Exercise details: Gather the lines that hold the string "arcsec".

Extracted data entries
===

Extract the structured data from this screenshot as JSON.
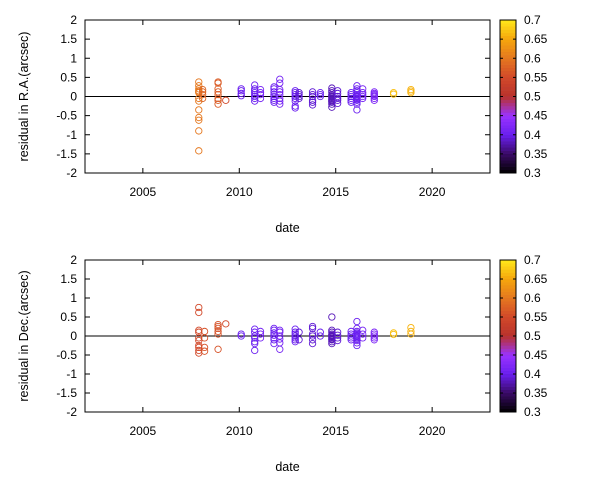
{
  "chart_data": [
    {
      "type": "scatter",
      "xlabel": "date",
      "ylabel": "residual in R.A.(arcsec)",
      "xlim": [
        2002,
        2023
      ],
      "ylim": [
        -2,
        2
      ],
      "xticks": [
        2005,
        2010,
        2015,
        2020
      ],
      "yticks": [
        -2,
        -1.5,
        -1,
        -0.5,
        0,
        0.5,
        1,
        1.5,
        2
      ],
      "colorbar": {
        "range": [
          0.3,
          0.7
        ],
        "ticks": [
          "0.3",
          "0.35",
          "0.4",
          "0.45",
          "0.5",
          "0.55",
          "0.6",
          "0.65",
          "0.7"
        ],
        "colors": [
          "#000000",
          "#3a0a66",
          "#6a1ff0",
          "#9a33ff",
          "#b8322b",
          "#d2492a",
          "#e5781f",
          "#f5a60d",
          "#ffe81a"
        ]
      },
      "series": [
        {
          "x": 2007.9,
          "c": 0.6,
          "y": [
            0.38,
            0.28,
            0.2,
            0.15,
            0.12,
            0.1,
            -0.05,
            -0.12,
            -0.35,
            -0.55,
            -0.62,
            -0.9,
            -1.42
          ]
        },
        {
          "x": 2008.1,
          "c": 0.58,
          "y": [
            0.18,
            0.12,
            0.05,
            -0.05
          ]
        },
        {
          "x": 2008.9,
          "c": 0.57,
          "y": [
            0.38,
            0.35,
            0.2,
            0.12,
            0.05,
            -0.05,
            -0.1,
            -0.2
          ]
        },
        {
          "x": 2009.3,
          "c": 0.55,
          "y": [
            -0.1
          ]
        },
        {
          "x": 2010.1,
          "c": 0.4,
          "y": [
            0.2,
            0.15,
            0.08,
            0.02
          ]
        },
        {
          "x": 2010.8,
          "c": 0.4,
          "y": [
            0.3,
            0.2,
            0.15,
            0.1,
            0.05,
            0.0,
            -0.05,
            -0.12
          ]
        },
        {
          "x": 2011.1,
          "c": 0.41,
          "y": [
            0.18,
            0.1,
            0.05,
            -0.05
          ]
        },
        {
          "x": 2011.8,
          "c": 0.4,
          "y": [
            0.25,
            0.2,
            0.12,
            0.05,
            0.0,
            -0.05,
            -0.1,
            -0.15
          ]
        },
        {
          "x": 2012.1,
          "c": 0.41,
          "y": [
            0.45,
            0.35,
            0.18,
            0.12,
            0.05,
            -0.05,
            -0.12,
            -0.2
          ]
        },
        {
          "x": 2012.9,
          "c": 0.4,
          "y": [
            0.15,
            0.1,
            0.05,
            0.0,
            -0.05,
            -0.12,
            -0.25,
            -0.3
          ]
        },
        {
          "x": 2013.1,
          "c": 0.39,
          "y": [
            0.1,
            0.05,
            0.0,
            -0.05
          ]
        },
        {
          "x": 2013.8,
          "c": 0.39,
          "y": [
            0.12,
            0.05,
            0.0,
            -0.1,
            -0.15,
            -0.22
          ]
        },
        {
          "x": 2014.2,
          "c": 0.4,
          "y": [
            0.1,
            0.05,
            0.0
          ]
        },
        {
          "x": 2014.8,
          "c": 0.38,
          "y": [
            0.22,
            0.15,
            0.1,
            0.05,
            0.02,
            0.0,
            -0.02,
            -0.05,
            -0.08,
            -0.1,
            -0.12,
            -0.15,
            -0.2,
            -0.28
          ]
        },
        {
          "x": 2015.1,
          "c": 0.39,
          "y": [
            0.15,
            0.08,
            0.0,
            -0.05,
            -0.1,
            -0.18
          ]
        },
        {
          "x": 2015.8,
          "c": 0.4,
          "y": [
            0.1,
            0.05,
            0.0,
            -0.05,
            -0.1,
            -0.15
          ]
        },
        {
          "x": 2016.1,
          "c": 0.4,
          "y": [
            0.28,
            0.2,
            0.15,
            0.1,
            0.05,
            0.02,
            0.0,
            -0.02,
            -0.05,
            -0.08,
            -0.1,
            -0.15,
            -0.2,
            -0.35
          ]
        },
        {
          "x": 2016.4,
          "c": 0.41,
          "y": [
            0.2,
            0.1,
            0.05,
            0.0,
            -0.05
          ]
        },
        {
          "x": 2017.0,
          "c": 0.42,
          "y": [
            0.12,
            0.08,
            0.05,
            0.02,
            0.0,
            -0.05,
            -0.1
          ]
        },
        {
          "x": 2018.0,
          "c": 0.67,
          "y": [
            0.1,
            0.06
          ]
        },
        {
          "x": 2018.9,
          "c": 0.66,
          "y": [
            0.18,
            0.14,
            0.1
          ]
        }
      ]
    },
    {
      "type": "scatter",
      "xlabel": "date",
      "ylabel": "residual in Dec.(arcsec)",
      "xlim": [
        2002,
        2023
      ],
      "ylim": [
        -2,
        2
      ],
      "xticks": [
        2005,
        2010,
        2015,
        2020
      ],
      "yticks": [
        -2,
        -1.5,
        -1,
        -0.5,
        0,
        0.5,
        1,
        1.5,
        2
      ],
      "colorbar": {
        "range": [
          0.3,
          0.7
        ],
        "ticks": [
          "0.3",
          "0.35",
          "0.4",
          "0.45",
          "0.5",
          "0.55",
          "0.6",
          "0.65",
          "0.7"
        ],
        "colors": [
          "#000000",
          "#3a0a66",
          "#6a1ff0",
          "#9a33ff",
          "#b8322b",
          "#d2492a",
          "#e5781f",
          "#f5a60d",
          "#ffe81a"
        ]
      },
      "series": [
        {
          "x": 2007.9,
          "c": 0.55,
          "y": [
            0.75,
            0.62,
            0.15,
            0.1,
            -0.05,
            -0.12,
            -0.25,
            -0.3,
            -0.38,
            -0.45
          ]
        },
        {
          "x": 2008.2,
          "c": 0.56,
          "y": [
            0.12,
            -0.05,
            -0.3,
            -0.4
          ]
        },
        {
          "x": 2008.9,
          "c": 0.56,
          "y": [
            0.3,
            0.25,
            0.2,
            0.12,
            0.05,
            -0.35
          ]
        },
        {
          "x": 2009.3,
          "c": 0.55,
          "y": [
            0.32
          ]
        },
        {
          "x": 2010.1,
          "c": 0.4,
          "y": [
            0.05,
            0.0
          ]
        },
        {
          "x": 2010.8,
          "c": 0.4,
          "y": [
            0.18,
            0.1,
            0.0,
            -0.05,
            -0.15,
            -0.2,
            -0.38
          ]
        },
        {
          "x": 2011.1,
          "c": 0.41,
          "y": [
            0.12,
            0.05,
            -0.05
          ]
        },
        {
          "x": 2011.8,
          "c": 0.4,
          "y": [
            0.2,
            0.15,
            0.08,
            0.02,
            -0.05,
            -0.1,
            -0.2
          ]
        },
        {
          "x": 2012.1,
          "c": 0.41,
          "y": [
            0.15,
            0.1,
            0.0,
            -0.08,
            -0.18,
            -0.35
          ]
        },
        {
          "x": 2012.9,
          "c": 0.4,
          "y": [
            0.18,
            0.1,
            0.05,
            0.0,
            -0.05,
            -0.1,
            -0.15
          ]
        },
        {
          "x": 2013.1,
          "c": 0.39,
          "y": [
            0.1,
            -0.1
          ]
        },
        {
          "x": 2013.8,
          "c": 0.39,
          "y": [
            0.25,
            0.2,
            0.05,
            0.0,
            -0.1,
            -0.2
          ]
        },
        {
          "x": 2014.2,
          "c": 0.4,
          "y": [
            0.1,
            0.0
          ]
        },
        {
          "x": 2014.8,
          "c": 0.38,
          "y": [
            0.5,
            0.15,
            0.1,
            0.05,
            0.02,
            0.0,
            -0.02,
            -0.05,
            -0.08,
            -0.1,
            -0.15,
            -0.2
          ]
        },
        {
          "x": 2015.1,
          "c": 0.39,
          "y": [
            0.1,
            0.02,
            -0.05,
            -0.12
          ]
        },
        {
          "x": 2015.8,
          "c": 0.4,
          "y": [
            0.12,
            0.05,
            0.0,
            -0.05,
            -0.1
          ]
        },
        {
          "x": 2016.1,
          "c": 0.4,
          "y": [
            0.38,
            0.2,
            0.12,
            0.08,
            0.05,
            0.02,
            0.0,
            -0.02,
            -0.05,
            -0.08,
            -0.12,
            -0.18,
            -0.25
          ]
        },
        {
          "x": 2016.4,
          "c": 0.41,
          "y": [
            0.15,
            0.05,
            -0.05
          ]
        },
        {
          "x": 2017.0,
          "c": 0.42,
          "y": [
            0.1,
            0.05,
            0.0,
            -0.05,
            -0.1
          ]
        },
        {
          "x": 2018.0,
          "c": 0.67,
          "y": [
            0.08,
            0.04
          ]
        },
        {
          "x": 2018.9,
          "c": 0.66,
          "y": [
            0.22,
            0.12,
            0.05
          ]
        }
      ]
    }
  ]
}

===

Expected answer:
      "ylabel": "residual in R.A.(arcsec)",
      "ylabel": "residual in Dec.(arcsec)",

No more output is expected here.